### [GIVEN INSTRUCTION 1]
Retype the records exactly, covering everything from their first line down to the line that contains "legend-label: SUSHI: Circulating", with both ends included.

### [TEXT PROVIDED]
• • • • • • •

Data Protection Bill: Protector of right to privacy?

Reading time: 8-10 minutes.


The world has seen the gradual development of technologies and also the need of new things as we move forward in time. The initial system barter trade, where the trade was between things, gradually changed to trade of goods and services for monetary value. The need for identity, the need of debit and credit cards, the need for mobile phones and a unique phone number, postal address, etc. These are all a person’s private information, or in other words, it is the personal data. Personal data is the data with which, a particular individual can be identified. The basic meaning of data in its basic sense is “Raw data or information”[1]. But when it comes to legal aspect, there has to be a particular definition about data which can be relied upon. That definition is given by Information Technologies Act,2000. It defines ‘data’ as, “A representation of information, knowledge, facts, concepts or instructions which are being prepared or have been prepared in a formalized manner, and is intended to be processed, is being processed or has been processed in a computer system or computer network, and may be in any form (including computer printouts magnetic or optical storage media, punched cards, punched tapes) or stored internally in the memory of the computer.”[2]. Some of the recent happenings in the world, where there the news of personal data of many people were stolen either by hacking or voluntary exchange of data, there was consideration of formulating new laws that could help protect the data.

              Data protection is defined as “Any method of securing information, especially information stored on a computer, from being either physically lost or seen by unauthorised person”[3]. The development and evolution of a law that aimed primarily for protecting the data can be said ineffective to certain extent. The data protection has been declared as a tort, since then, a challenge that has emerged is the said tort is contrary to the data protection law. The hurdle faced by the courts is that of assessment and recognition of damage when it’s the question of data that would involve. The year 2017, country received a landmark judgment which declared privacy as a fundamental right of each and every Indian citizen. The privacy of a person can be violated in 2 ways wherein first one is interfering in private matters and other one is stealing the data of person. The data here can be anything. It can be his name, his blood group, his contact number, his important documents, his debit and credit card details, bank details and many more. Those are also his personal property and hence must be protected from external hackers who try to steal this personal information for their benefit. This research paper would describe the steps taken by the central government in initiating actions for protecting the personal data of each and every individual.

                  The research aims at providing the readers complete understanding about the data protection laws, the history of how they evolved, their present status with the backing of information given by the central government and also the data protection bill that was enacted in the year 2019.


                The word data has been in use from time immemorial. Although the data in present day world is different from the data earlier. With the evolution of technology, the data collection mechanism also changed and upgraded itself along with the technology. The data that was being stored on paper, now is being stored in computers and other upgraded elite storage mediums. In olden days, the books of records were kept safe in a lock and none would dare to steal them. But in the modern-day world, people often try to steal the personal data as it is not difficult, because by just one click, any selected data can be yours with disturbing other files or data available. The world of hackers, who are professionals in coding and decoding are the ones who steal the personal data due to greed of money.

• • • • • • •

### [SOURCE MATERIAL]
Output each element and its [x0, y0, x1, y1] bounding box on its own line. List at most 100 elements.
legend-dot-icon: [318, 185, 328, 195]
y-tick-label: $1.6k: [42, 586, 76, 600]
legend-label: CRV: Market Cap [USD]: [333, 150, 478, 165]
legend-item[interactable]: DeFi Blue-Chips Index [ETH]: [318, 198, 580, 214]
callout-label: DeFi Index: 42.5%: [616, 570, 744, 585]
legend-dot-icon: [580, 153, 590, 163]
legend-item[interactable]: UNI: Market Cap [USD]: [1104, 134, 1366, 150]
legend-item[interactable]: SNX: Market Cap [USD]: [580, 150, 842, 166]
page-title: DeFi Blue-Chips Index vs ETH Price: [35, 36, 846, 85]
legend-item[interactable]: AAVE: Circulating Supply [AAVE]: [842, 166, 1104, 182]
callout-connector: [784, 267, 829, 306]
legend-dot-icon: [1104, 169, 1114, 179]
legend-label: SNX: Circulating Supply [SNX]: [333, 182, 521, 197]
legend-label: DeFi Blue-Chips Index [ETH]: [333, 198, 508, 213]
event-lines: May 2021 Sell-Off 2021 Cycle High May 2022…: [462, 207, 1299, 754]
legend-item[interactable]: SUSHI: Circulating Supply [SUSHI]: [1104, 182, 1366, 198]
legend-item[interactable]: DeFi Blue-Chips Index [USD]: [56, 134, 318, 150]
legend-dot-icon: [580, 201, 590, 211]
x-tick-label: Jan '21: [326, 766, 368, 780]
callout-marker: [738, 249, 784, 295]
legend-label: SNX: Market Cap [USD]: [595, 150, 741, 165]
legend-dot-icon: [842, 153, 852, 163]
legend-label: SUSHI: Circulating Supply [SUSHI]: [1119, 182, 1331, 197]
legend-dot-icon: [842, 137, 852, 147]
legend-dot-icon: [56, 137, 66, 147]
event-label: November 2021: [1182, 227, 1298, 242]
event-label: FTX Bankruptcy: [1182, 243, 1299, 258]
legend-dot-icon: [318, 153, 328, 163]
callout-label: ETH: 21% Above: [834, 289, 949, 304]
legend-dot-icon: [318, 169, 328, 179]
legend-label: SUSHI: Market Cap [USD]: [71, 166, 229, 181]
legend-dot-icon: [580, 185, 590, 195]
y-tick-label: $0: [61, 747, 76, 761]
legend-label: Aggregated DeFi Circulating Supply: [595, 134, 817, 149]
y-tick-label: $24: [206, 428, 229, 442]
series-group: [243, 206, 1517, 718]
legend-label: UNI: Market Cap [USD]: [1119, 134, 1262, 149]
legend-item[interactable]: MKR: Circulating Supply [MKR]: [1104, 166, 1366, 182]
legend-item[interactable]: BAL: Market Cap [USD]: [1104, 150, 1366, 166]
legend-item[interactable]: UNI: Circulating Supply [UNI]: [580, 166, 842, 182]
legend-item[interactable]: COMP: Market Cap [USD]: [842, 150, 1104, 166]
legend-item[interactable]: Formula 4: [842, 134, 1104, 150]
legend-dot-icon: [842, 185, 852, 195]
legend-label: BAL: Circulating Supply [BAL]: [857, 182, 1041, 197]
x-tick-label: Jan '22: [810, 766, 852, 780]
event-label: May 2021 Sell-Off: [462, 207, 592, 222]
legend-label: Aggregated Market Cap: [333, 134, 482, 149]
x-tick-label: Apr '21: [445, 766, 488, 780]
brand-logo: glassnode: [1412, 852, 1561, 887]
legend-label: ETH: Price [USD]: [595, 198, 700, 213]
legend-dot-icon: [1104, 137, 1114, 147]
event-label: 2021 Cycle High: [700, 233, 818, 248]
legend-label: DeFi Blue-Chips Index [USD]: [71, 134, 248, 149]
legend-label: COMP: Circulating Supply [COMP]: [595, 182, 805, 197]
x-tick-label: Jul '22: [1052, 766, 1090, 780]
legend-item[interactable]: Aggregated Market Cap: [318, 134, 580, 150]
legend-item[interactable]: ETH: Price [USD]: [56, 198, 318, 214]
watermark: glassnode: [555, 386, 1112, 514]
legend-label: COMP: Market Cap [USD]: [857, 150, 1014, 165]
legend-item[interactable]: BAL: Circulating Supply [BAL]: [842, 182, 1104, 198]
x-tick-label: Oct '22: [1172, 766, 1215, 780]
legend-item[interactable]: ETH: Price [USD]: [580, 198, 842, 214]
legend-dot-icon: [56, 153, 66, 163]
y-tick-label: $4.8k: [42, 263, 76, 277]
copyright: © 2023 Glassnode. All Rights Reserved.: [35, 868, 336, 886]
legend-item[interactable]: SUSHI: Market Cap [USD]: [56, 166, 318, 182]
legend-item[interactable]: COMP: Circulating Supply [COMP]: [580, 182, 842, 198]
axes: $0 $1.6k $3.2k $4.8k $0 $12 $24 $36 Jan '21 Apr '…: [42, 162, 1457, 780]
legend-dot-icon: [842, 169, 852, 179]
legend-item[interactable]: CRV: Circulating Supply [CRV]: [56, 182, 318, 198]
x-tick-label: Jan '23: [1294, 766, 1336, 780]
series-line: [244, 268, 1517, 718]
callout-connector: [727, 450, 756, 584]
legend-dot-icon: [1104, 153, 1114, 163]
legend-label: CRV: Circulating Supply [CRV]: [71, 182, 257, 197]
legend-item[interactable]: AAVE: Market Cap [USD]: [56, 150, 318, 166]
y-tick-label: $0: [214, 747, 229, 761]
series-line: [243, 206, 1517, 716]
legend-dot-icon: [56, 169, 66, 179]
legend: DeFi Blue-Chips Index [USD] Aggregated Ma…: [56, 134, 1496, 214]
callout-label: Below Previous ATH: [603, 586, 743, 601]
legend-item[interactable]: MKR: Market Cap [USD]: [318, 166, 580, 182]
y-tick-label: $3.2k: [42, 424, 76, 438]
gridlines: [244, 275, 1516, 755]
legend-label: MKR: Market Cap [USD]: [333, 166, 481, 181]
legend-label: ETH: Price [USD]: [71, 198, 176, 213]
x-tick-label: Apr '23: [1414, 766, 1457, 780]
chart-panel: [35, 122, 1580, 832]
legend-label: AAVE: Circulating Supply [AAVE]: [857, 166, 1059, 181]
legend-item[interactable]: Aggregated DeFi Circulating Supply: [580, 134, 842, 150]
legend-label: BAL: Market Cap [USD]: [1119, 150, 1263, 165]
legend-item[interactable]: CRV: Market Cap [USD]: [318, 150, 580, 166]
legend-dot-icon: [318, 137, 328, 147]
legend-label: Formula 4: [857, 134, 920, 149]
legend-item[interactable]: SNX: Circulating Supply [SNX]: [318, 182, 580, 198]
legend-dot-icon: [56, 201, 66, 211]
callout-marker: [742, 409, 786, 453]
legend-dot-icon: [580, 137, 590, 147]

• • • • • • •

### [GIVEN INSTRUCTION 2]
The passage on data protection has a sentence beginning "It can be his name". List every example of a person's data that this sentence gives.

### [WRITTEN SOLUTION 1]
Output each element and its [x0, y0, x1, y1] bounding box on its own line. List at most 100 elements.
legend-dot-icon: [318, 185, 328, 195]
y-tick-label: $1.6k: [42, 586, 76, 600]
legend-label: CRV: Market Cap [USD]: [333, 150, 478, 165]
legend-item[interactable]: DeFi Blue-Chips Index [ETH]: [318, 198, 580, 214]
callout-label: DeFi Index: 42.5%: [616, 570, 744, 585]
legend-dot-icon: [580, 153, 590, 163]
legend-item[interactable]: UNI: Market Cap [USD]: [1104, 134, 1366, 150]
legend-item[interactable]: SNX: Market Cap [USD]: [580, 150, 842, 166]
page-title: DeFi Blue-Chips Index vs ETH Price: [35, 36, 846, 85]
legend-item[interactable]: AAVE: Circulating Supply [AAVE]: [842, 166, 1104, 182]
callout-connector: [784, 267, 829, 306]
legend-dot-icon: [1104, 169, 1114, 179]
legend-label: SNX: Circulating Supply [SNX]: [333, 182, 521, 197]
legend-label: DeFi Blue-Chips Index [ETH]: [333, 198, 508, 213]
event-lines: May 2021 Sell-Off 2021 Cycle High May 2022…: [462, 207, 1299, 754]
legend-item[interactable]: SUSHI: Circulating Supply [SUSHI]: [1104, 182, 1366, 198]
legend-item[interactable]: DeFi Blue-Chips Index [USD]: [56, 134, 318, 150]
legend-dot-icon: [580, 201, 590, 211]
x-tick-label: Jan '21: [326, 766, 368, 780]
callout-marker: [738, 249, 784, 295]
legend-label: SNX: Market Cap [USD]: [595, 150, 741, 165]
legend-dot-icon: [842, 153, 852, 163]
legend-label: SUSHI: Circulating Supply [SUSHI]: [1119, 182, 1331, 197]

### [WRITTEN SOLUTION 2]
- his name
- his blood group
- his contact number
- his important documents
- his debit and credit card details
- bank details